===== Listed entries

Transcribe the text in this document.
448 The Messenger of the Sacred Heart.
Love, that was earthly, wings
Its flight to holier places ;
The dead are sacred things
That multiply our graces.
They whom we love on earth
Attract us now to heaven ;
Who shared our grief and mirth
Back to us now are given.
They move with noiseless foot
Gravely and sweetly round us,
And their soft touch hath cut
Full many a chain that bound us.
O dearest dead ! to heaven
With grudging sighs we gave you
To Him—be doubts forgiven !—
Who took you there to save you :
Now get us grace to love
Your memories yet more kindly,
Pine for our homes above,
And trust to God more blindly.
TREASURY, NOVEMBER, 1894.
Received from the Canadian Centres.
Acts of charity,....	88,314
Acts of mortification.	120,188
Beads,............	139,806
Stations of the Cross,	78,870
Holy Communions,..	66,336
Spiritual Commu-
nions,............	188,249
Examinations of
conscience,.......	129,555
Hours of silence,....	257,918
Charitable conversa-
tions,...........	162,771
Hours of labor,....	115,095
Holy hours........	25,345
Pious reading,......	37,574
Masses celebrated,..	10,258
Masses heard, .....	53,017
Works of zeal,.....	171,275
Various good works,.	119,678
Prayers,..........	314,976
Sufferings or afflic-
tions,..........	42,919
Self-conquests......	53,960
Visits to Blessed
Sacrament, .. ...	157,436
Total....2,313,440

==========

| Work instructions |
Give back the whole listing exactly as it reads.

| Expected answer |
Transcribe the text in this document.
448 The Messenger of the Sacred Heart.
Love, that was earthly, wings
Its flight to holier places ;
The dead are sacred things
That multiply our graces.
They whom we love on earth
Attract us now to heaven ;
Who shared our grief and mirth
Back to us now are given.
They move with noiseless foot
Gravely and sweetly round us,
And their soft touch hath cut
Full many a chain that bound us.
O dearest dead ! to heaven
With grudging sighs we gave you
To Him—be doubts forgiven !—
Who took you there to save you :
Now get us grace to love
Your memories yet more kindly,
Pine for our homes above,
And trust to God more blindly.
TREASURY, NOVEMBER, 1894.
Received from the Canadian Centres.
Acts of charity,....	88,314
Acts of mortification.	120,188
Beads,............	139,806
Stations of the Cross,	78,870
Holy Communions,..	66,336
Spiritual Commu-
nions,............	188,249
Examinations of
conscience,.......	129,555
Hours of silence,....	257,918
Charitable conversa-
tions,...........	162,771
Hours of labor,....	115,095
Holy hours........	25,345
Pious reading,......	37,574
Masses celebrated,..	10,258
Masses heard, .....	53,017
Works of zeal,.....	171,275
Various good works,.	119,678
Prayers,..........	314,976
Sufferings or afflic-
tions,..........	42,919
Self-conquests......	53,960
Visits to Blessed
Sacrament, .. ...	157,436
Total....2,313,440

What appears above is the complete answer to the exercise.